--- Document passage ---

Sundays are, and apologies in advance for the less-fun-than-average intro, for peeling back the layers of the smelly legal onion that is scattering pet ashes in the UK. The government’s Regulatory Position Statement (or RPS – no relation) suggests this is only easily done on property you already own, which makes things tricky for my flat leasehold – if you’re unfamiliar with this term, it’s a bit like what Steam is to games, in that I don’t technically own jack shit. My willingness to sneakily spread Roxy, who I’m more pleased to report went to sleep while blissfully stoned, across a nearby garden has also been sapped by the knowledge that ashes are highly alkaline, and could thus kill weaker plants and grasses. Shame, really. She loved destroying things.
As for this week’s words, Jeremy Peel has been writing about Marathon for We Have Rock Paper Shotgun At Home. On the emotional support animal that is the shooter’s smiling med drone:
The magic of the med drone is that it takes care of life’s little scrapes. When a clumsy escape from gunfire finds you stumbling off a low cliff, into the spore radius of a toxic plant that exfoliates with alarming enthusiasm, the med drone handles repairs. It saves you from snarfing all your patch kits and shield charges before you’ve found anything approaching a real fight. And yes, it smiles at you. That might have been saccharine in a less relentlessly miserable game, with fewer scalding rainstorms and lethal lightning strikes. But as a constant presence in the corner of your first-person view during a desperate scavenging mission, it’s a powerful balm. Like a family dog failing to read the room on a traumatic day, the med drone is capable of cluelessly breaking a tension that threatens to become debilitating.
I enjoyed the ranty letter format of this blog by Ashley Schofield and Micaela Hazel on the thematic shortcomings of Sony’s Insomniac’s Marvel’s Spider-Man 2.
But, no. Peter, once again, has his cake and eats it. Harry can’t die. There can be no consequences. Miles remembers he has a biological defibrillator in his body and jams his new Electric Blue sparks into Harry’s chest. Harry’s corpse comes alive. No one dies. Nothing matters. Who fucking cares. I’m so fucking tired. I truly despise this game’s narrative. A fundamental misunderstanding of what makes Spider-Man Spider-Man. A sanitised clusterfuck of villains and arcs that allow for none of the difficult choices and necessary suffering for the greater good that makes Spider-Man, Peter Parker, the platonic ideal of the superhero. Nothing. Fucking. Matters.

--- The data ---

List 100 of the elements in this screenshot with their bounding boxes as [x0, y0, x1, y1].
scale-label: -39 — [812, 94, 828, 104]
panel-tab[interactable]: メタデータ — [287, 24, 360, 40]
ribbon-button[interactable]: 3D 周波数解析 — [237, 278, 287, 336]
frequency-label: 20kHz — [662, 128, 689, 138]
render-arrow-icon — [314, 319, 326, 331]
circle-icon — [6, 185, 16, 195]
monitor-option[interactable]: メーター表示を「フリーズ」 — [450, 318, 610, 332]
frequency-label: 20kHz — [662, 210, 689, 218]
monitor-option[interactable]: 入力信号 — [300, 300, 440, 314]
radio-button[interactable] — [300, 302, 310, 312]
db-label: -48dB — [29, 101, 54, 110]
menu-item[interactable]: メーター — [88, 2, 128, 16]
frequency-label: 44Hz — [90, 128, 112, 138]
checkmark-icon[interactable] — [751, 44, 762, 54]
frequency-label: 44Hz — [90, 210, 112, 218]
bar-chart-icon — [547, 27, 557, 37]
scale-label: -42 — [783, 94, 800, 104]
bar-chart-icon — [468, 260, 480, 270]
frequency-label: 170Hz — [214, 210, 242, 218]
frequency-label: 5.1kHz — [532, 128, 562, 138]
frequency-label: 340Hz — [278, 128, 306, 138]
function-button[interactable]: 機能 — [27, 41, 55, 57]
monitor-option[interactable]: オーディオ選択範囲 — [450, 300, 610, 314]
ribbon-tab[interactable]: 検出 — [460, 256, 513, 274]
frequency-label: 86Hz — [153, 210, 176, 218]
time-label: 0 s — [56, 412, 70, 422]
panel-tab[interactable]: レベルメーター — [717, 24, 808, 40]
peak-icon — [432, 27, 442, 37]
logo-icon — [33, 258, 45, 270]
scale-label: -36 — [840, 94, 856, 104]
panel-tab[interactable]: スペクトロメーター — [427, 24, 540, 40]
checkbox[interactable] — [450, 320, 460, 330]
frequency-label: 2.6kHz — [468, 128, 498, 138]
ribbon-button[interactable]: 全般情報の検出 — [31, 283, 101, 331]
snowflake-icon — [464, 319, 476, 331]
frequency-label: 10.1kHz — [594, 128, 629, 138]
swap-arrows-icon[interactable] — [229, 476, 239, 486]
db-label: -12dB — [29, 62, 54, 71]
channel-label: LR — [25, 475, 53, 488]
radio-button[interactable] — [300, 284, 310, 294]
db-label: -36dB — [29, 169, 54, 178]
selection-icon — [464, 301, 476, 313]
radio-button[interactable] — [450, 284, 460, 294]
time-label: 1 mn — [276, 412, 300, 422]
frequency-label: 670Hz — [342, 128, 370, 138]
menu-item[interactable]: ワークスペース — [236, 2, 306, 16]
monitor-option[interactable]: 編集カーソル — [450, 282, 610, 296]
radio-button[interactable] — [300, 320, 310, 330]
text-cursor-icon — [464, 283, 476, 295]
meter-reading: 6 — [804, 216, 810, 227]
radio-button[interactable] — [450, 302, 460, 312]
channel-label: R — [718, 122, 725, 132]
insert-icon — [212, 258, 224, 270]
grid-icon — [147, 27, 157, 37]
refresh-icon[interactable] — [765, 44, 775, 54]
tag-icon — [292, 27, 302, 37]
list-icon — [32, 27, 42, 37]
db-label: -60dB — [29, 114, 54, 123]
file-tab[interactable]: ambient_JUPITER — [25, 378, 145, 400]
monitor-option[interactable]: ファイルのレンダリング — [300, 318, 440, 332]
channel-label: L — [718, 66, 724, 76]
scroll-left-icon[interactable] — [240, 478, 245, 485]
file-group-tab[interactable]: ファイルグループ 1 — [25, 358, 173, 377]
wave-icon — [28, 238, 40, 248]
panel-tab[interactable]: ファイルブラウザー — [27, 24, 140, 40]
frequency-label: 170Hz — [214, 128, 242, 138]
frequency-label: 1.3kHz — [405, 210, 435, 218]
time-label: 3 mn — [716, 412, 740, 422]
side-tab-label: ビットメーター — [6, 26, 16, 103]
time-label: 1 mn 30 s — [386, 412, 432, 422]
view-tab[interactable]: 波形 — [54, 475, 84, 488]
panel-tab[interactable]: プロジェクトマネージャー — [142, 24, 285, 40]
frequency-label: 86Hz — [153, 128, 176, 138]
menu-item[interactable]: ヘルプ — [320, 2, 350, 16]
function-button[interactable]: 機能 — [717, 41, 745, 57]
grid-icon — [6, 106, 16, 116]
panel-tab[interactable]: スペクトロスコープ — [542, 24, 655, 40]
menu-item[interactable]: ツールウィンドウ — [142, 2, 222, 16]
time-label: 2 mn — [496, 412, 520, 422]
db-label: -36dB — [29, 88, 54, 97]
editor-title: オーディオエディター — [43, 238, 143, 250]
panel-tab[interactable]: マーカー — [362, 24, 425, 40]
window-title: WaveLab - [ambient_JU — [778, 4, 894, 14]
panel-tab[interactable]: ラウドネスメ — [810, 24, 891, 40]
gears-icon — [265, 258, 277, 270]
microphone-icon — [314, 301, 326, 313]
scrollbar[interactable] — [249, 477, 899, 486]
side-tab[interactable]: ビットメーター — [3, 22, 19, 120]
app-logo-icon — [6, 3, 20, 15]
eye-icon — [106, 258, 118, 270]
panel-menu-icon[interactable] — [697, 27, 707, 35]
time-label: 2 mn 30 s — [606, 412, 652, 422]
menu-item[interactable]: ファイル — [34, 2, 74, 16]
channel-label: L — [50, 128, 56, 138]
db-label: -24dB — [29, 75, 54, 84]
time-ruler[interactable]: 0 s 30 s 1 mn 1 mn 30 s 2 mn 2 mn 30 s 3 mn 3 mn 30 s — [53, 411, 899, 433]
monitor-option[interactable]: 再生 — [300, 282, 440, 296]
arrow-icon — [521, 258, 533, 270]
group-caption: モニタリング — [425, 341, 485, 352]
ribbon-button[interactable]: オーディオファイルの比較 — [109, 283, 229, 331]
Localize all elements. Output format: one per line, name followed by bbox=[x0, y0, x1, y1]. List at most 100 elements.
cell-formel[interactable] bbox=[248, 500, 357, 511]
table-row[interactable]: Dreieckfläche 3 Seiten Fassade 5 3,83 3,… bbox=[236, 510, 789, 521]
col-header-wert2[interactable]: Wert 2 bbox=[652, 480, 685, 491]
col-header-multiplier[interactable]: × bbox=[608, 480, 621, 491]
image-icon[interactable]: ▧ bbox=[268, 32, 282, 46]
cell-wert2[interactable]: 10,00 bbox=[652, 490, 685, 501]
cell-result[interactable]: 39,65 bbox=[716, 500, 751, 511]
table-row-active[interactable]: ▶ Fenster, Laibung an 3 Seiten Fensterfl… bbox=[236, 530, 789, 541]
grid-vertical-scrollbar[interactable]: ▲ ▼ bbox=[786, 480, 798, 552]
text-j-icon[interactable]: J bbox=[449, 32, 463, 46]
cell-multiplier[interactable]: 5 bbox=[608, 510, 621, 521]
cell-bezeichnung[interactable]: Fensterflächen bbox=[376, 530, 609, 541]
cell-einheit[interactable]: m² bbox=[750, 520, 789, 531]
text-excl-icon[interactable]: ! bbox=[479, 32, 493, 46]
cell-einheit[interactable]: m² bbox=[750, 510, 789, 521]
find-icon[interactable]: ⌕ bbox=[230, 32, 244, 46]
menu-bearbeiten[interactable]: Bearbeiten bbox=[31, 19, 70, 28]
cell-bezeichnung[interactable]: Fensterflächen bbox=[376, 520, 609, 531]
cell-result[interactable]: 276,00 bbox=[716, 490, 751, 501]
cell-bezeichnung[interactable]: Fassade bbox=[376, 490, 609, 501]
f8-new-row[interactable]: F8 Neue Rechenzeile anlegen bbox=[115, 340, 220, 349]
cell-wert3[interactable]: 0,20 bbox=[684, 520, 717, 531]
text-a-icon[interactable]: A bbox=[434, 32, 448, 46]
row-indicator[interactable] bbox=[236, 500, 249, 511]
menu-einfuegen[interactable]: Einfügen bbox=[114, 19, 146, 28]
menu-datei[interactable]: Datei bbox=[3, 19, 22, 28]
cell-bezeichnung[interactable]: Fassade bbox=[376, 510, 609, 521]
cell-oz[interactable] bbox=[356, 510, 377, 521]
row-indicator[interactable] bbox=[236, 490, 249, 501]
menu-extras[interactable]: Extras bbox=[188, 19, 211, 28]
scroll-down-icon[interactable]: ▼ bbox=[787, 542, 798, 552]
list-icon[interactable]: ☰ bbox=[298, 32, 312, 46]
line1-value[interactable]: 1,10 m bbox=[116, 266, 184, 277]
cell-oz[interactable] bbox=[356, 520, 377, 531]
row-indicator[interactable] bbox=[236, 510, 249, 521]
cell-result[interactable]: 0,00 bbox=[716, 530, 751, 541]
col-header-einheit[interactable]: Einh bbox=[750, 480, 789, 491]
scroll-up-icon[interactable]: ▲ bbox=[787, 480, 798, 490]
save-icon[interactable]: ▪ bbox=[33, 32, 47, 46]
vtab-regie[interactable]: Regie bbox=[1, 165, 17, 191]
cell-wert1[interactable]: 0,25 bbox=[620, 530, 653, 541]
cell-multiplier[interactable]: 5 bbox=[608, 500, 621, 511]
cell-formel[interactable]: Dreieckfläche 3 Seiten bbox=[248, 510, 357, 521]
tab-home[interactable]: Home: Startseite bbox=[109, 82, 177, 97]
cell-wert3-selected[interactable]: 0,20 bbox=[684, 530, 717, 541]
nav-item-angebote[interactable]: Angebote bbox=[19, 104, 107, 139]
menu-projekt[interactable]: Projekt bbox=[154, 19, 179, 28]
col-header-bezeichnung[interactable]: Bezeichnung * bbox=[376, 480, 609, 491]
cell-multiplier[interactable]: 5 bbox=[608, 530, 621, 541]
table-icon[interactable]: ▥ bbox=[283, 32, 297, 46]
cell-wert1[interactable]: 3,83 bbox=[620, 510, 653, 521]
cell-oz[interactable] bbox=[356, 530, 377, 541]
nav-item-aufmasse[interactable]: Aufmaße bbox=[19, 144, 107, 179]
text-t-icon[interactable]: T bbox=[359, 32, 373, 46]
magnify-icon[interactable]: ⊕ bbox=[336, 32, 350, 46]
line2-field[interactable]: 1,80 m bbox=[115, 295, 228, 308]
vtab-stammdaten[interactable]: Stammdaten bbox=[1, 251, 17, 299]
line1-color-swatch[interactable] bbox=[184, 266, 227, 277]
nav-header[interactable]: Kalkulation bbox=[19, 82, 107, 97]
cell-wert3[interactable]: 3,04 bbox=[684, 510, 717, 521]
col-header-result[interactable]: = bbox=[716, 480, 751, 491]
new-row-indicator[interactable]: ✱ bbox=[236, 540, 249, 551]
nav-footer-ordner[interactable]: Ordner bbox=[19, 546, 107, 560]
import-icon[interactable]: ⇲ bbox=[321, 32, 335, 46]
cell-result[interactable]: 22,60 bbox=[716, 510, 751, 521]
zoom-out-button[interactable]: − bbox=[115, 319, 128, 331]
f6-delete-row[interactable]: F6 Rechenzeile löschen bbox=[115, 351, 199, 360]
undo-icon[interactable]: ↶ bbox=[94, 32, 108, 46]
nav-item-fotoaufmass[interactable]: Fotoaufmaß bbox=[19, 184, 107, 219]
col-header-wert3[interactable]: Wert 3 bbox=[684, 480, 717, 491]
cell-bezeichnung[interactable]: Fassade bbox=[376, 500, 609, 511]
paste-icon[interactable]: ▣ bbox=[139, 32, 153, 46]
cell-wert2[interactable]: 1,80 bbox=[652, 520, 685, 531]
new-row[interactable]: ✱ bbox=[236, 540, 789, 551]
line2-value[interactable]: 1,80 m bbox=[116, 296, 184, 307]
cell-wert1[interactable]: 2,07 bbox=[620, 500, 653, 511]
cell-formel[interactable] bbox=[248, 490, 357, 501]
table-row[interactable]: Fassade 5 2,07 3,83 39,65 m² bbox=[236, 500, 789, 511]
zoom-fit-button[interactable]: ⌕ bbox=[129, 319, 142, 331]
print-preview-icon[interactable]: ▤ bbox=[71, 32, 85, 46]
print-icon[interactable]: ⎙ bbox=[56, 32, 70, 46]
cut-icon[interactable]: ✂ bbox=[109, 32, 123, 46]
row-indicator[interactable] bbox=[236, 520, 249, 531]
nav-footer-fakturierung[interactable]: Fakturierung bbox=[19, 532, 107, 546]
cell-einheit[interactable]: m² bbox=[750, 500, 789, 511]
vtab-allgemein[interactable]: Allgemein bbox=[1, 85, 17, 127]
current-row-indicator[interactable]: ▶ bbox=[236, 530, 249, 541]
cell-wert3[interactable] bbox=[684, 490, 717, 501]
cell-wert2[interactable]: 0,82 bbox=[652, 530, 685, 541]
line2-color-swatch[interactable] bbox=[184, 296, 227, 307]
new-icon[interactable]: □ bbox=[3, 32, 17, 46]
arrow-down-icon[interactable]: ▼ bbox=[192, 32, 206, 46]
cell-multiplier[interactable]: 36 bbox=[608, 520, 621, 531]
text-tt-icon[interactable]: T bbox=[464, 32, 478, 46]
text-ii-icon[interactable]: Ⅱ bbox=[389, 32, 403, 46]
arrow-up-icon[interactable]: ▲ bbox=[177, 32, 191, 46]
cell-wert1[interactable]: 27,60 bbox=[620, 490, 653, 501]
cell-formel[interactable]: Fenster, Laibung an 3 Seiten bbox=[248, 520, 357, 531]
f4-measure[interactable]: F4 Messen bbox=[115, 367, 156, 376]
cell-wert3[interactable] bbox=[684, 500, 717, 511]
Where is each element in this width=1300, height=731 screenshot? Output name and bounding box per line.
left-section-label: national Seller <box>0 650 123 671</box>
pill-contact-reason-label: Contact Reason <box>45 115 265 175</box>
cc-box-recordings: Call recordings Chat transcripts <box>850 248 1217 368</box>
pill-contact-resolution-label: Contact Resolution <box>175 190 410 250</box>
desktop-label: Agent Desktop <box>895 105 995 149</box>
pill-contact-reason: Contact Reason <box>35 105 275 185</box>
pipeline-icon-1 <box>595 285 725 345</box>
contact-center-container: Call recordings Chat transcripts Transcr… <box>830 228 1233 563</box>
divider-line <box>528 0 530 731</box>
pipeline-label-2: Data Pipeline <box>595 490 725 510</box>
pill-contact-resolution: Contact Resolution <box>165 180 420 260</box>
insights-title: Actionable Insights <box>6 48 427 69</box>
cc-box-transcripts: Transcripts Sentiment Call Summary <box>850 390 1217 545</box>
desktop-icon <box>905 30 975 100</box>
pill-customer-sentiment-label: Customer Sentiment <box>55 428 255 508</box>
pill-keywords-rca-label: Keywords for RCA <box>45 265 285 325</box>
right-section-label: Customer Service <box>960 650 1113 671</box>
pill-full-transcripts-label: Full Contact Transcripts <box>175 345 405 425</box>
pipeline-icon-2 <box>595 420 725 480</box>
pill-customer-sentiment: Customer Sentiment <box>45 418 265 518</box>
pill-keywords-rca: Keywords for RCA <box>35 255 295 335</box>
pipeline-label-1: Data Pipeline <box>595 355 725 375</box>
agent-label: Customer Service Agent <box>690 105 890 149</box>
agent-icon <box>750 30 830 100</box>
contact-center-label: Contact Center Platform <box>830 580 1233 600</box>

---

| Required work |
1 - Decide whether each statement agrees with the Sunday games-writing roundup: (a) the med drone in Marathon smiles at the player; (b) the writer remains keen to spread Roxy's ashes across a nearby garden; (c) ashes are described as highly acidic. Answer each with yes or no and quote the deciding words.
2 - Duplicate the stretch of the Sunday games-writing roundup from "Sundays are, and" through "loved destroying things.".
3 - Pick up the Sunday games-writing roundup from the point where it stops and continue it.

| Results for the exercise |
1 -
(a) Yes: "And yes, it smiles at you."
(b) No: "My willingness to sneakily spread Roxy, who I’m more pleased to report went to sleep while blissfully stoned, across a nearby garden has also been sapped"
(c) No: "ashes are highly alkaline"

2 -
Sundays are, and apologies in advance for the less-fun-than-average intro, for peeling back the layers of the smelly legal onion that is scattering pet ashes in the UK. The government’s Regulatory Position Statement (or RPS – no relation) suggests this is only easily done on property you already own, which makes things tricky for my flat leasehold – if you’re unfamiliar with this term, it’s a bit like what Steam is to games, in that I don’t technically own jack shit. My willingness to sneakily spread Roxy, who I’m more pleased to report went to sleep while blissfully stoned, across a nearby garden has also been sapped by the knowledge that ashes are highly alkaline, and could thus kill weaker plants and grasses. Shame, really. She loved destroying things.

3 -
As Edwin noted in last week’s Paps, A.V. Club Games/Endless Mode/Paste Games has been shut down, a wholly undeserved end to one of the most dependable sources of quality games criticism – whatever the name – on the internet. This week, Critical Distance remembered their work with a mega-roundup of article highlights from across the years,
There’s a lot one could say about this moment. It’s saddening, naturally; infuriating most definitely. The owners of Paste Media couldn’t see or seemingly understand what kind of tidal force Paste Games had become, and so games criticism as a whole is now poorer for it. Gently, the death of Paste Games, and of games media more broadly, was/is not from natural causes.
Our former Gamer Network colleague Tom Orry’s free slice-of-life newsletter, Low Poly Mess, continues to serve up understated mirth.
Leeds Castle is also the site where my son was attacked by a swan. A year or so back, in front of the castle itself where the ducks, geese, and swans gather, he was giving some approved gift-shop-bought feed to the ducks, only for a giant Mute Swan to approach him from the side, clearly with jealousy in its mind. Wanting in on the feeding session, this swan wrapped its beak around my son’s arm, in a moment witnesses have since breathlessly labelled “Jaws but with a swan, beside a lake”.
Philip Oltermann of The Graun investigates the enduringly AI-resistant translation profession.
Even people who develop machine translation software concede there are tasks that remain beyond their product’s reach. “If in Italian I say Solo tre parole: non sei solo, then a literal translation into English would be ‘Just three words: you are not alone,'” said Trombetti, who founded Translated in 1999. “But you’ve ended up with four words, not three. That’s something that machine translation still struggles with.”
Since I’ve already brought up both regulation and ash, our own erstwhile tobacco huffer Julian was intrigued by this London Review of Books blog on UK efforts to wipe out smoking.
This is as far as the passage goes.